(Data entries)
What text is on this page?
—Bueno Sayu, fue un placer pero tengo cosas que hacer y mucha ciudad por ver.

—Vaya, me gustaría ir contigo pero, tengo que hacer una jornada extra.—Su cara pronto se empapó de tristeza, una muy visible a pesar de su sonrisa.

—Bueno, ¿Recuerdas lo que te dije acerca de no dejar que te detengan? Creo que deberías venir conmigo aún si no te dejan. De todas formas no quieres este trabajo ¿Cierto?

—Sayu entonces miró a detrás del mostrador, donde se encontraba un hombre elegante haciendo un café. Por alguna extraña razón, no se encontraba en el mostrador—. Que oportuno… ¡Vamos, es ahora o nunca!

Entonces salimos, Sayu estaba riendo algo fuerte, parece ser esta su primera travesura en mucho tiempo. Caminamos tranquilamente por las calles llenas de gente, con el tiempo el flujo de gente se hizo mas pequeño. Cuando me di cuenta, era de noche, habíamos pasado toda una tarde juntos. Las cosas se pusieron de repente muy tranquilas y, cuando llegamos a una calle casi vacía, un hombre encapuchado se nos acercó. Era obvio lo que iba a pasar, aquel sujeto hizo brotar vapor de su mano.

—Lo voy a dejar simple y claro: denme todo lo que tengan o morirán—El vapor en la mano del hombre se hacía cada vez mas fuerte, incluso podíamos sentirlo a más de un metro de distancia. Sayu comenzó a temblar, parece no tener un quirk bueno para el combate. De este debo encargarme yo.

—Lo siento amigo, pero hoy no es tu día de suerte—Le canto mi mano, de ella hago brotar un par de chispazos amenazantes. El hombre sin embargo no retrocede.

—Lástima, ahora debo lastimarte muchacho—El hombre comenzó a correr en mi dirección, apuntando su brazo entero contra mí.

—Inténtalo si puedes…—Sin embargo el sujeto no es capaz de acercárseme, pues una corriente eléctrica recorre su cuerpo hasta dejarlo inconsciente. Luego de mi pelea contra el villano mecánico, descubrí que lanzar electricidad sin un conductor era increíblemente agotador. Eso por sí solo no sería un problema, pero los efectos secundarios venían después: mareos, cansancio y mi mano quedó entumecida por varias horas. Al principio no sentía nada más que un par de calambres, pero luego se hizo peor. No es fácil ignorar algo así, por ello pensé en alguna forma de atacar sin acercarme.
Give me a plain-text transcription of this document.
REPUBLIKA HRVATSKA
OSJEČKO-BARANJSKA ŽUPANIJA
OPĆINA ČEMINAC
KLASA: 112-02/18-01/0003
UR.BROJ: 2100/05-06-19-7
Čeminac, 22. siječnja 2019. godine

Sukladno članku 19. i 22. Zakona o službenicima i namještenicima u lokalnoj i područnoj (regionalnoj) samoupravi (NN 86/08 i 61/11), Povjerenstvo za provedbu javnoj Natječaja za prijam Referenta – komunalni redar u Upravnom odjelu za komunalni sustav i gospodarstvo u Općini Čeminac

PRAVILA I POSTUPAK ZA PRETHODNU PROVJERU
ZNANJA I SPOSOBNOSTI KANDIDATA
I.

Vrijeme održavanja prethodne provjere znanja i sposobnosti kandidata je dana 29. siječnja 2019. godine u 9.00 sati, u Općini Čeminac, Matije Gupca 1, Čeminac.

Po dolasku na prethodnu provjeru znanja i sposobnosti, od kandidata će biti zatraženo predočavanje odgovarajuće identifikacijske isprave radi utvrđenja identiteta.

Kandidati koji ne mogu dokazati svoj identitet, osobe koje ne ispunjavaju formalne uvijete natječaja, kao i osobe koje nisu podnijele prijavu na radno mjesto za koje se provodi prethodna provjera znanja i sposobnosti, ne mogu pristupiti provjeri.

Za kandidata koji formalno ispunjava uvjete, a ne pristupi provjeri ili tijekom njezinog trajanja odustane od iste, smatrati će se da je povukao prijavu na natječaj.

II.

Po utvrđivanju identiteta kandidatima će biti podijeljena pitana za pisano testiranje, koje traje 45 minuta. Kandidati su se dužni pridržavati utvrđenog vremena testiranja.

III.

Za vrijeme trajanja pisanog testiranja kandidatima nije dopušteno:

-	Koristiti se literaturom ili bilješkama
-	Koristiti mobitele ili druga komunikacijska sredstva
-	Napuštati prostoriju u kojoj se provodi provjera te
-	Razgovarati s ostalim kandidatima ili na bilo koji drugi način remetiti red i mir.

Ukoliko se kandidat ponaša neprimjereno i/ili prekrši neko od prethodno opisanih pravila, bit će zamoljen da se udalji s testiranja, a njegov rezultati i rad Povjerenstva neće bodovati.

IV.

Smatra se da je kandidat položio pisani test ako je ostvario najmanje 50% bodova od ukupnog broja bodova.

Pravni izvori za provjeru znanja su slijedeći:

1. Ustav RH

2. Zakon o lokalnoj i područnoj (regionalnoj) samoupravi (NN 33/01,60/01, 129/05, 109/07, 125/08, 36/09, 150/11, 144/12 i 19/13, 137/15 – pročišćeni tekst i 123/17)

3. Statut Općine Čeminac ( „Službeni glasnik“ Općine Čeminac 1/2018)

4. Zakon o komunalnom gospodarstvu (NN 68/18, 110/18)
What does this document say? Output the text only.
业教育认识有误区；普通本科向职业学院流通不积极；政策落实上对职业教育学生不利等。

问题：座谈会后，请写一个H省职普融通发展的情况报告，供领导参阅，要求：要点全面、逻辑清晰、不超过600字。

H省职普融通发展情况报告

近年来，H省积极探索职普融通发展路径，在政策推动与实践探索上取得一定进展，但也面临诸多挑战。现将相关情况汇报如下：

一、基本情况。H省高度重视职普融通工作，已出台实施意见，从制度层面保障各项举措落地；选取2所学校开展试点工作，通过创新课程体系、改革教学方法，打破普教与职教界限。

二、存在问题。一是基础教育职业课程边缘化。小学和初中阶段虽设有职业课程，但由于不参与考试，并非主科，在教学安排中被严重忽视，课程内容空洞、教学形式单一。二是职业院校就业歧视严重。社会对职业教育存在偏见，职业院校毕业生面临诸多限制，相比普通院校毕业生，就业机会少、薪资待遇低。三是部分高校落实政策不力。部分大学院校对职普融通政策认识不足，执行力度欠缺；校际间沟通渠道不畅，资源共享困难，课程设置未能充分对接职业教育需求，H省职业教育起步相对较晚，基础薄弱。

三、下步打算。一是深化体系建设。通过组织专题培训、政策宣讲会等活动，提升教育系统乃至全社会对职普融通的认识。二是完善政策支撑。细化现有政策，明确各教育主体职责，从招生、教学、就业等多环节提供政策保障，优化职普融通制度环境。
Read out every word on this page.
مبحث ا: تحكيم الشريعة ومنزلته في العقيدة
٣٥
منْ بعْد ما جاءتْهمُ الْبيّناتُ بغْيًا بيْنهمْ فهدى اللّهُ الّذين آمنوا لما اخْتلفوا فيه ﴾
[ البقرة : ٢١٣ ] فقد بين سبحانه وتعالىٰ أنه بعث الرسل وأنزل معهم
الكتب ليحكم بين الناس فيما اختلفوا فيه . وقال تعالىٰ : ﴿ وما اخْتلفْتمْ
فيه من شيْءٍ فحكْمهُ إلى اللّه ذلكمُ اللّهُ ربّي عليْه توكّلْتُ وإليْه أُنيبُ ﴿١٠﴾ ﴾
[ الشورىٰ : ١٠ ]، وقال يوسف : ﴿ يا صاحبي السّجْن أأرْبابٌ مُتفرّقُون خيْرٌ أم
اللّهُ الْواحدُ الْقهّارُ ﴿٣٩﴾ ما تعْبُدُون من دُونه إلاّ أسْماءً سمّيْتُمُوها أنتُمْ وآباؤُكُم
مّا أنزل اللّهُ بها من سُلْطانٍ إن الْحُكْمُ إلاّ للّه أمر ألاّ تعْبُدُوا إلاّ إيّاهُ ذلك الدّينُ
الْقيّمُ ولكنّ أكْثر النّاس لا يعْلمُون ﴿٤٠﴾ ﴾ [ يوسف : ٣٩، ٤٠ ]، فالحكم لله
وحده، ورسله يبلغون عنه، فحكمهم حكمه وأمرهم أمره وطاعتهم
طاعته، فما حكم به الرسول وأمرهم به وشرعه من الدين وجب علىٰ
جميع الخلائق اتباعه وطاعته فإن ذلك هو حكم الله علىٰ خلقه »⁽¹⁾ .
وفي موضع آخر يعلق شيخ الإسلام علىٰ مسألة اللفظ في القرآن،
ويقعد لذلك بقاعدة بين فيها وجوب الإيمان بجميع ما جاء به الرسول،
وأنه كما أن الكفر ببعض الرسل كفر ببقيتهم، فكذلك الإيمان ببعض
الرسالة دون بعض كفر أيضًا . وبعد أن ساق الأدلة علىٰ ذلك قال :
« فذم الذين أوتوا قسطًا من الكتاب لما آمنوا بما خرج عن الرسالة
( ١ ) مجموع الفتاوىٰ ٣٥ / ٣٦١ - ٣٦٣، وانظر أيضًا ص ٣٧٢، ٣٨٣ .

EXERCISE OBJECTIVE →
Find the lines containing "parece" and pull them out.

ANSWER TO THIS PROBLEM →
Entonces salimos, Sayu estaba riendo algo fuerte, parece ser esta su primera travesura en mucho tiempo. Caminamos tranquilamente por las calles llenas de gente, con el tiempo el flujo de gente se hizo mas pequeño. Cuando me di cuenta, era de noche, habíamos pasado toda una tarde juntos. Las cosas se pusieron de repente muy tranquilas y, cuando llegamos a una calle casi vacía, un hombre encapuchado se nos acercó. Era obvio lo que iba a pasar, aquel sujeto hizo brotar vapor de su mano.
—Lo voy a dejar simple y claro: denme todo lo que tengan o morirán—El vapor en la mano del hombre se hacía cada vez mas fuerte, incluso podíamos sentirlo a más de un metro de distancia. Sayu comenzó a temblar, parece no tener un quirk bueno para el combate. De este debo encargarme yo.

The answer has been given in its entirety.